» Dataset records
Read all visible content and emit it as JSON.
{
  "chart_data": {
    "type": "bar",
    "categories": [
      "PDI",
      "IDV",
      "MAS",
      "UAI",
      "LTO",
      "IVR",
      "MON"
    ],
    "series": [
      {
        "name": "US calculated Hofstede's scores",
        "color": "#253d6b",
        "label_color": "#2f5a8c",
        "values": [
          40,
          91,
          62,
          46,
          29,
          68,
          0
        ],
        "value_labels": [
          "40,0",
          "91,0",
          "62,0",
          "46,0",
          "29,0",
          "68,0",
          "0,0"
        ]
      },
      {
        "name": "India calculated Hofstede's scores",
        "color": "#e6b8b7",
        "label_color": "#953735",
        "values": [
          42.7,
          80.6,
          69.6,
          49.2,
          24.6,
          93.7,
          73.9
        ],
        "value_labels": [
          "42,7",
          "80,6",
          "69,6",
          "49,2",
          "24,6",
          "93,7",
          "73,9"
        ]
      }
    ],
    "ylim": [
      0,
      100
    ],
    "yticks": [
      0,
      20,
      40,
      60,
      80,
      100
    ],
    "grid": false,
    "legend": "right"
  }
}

» Short problem
The records above should be returned exactly.

» Worked answer
Read all visible content and emit it as JSON.
{
  "chart_data": {
    "type": "bar",
    "categories": [
      "PDI",
      "IDV",
      "MAS",
      "UAI",
      "LTO",
      "IVR",
      "MON"
    ],
    "series": [
      {
        "name": "US calculated Hofstede's scores",
        "color": "#253d6b",
        "label_color": "#2f5a8c",
        "values": [
          40,
          91,
          62,
          46,
          29,
          68,
          0
        ],
        "value_labels": [
          "40,0",
          "91,0",
          "62,0",
          "46,0",
          "29,0",
          "68,0",
          "0,0"
        ]
      },
      {
        "name": "India calculated Hofstede's scores",
        "color": "#e6b8b7",
        "label_color": "#953735",
        "values": [
          42.7,
          80.6,
          69.6,
          49.2,
          24.6,
          93.7,
          73.9
        ],
        "value_labels": [
          "42,7",
          "80,6",
          "69,6",
          "49,2",
          "24,6",
          "93,7",
          "73,9"
        ]
      }
    ],
    "ylim": [
      0,
      100
    ],
    "yticks": [
      0,
      20,
      40,
      60,
      80,
      100
    ],
    "grid": false,
    "legend": "right"
  }
}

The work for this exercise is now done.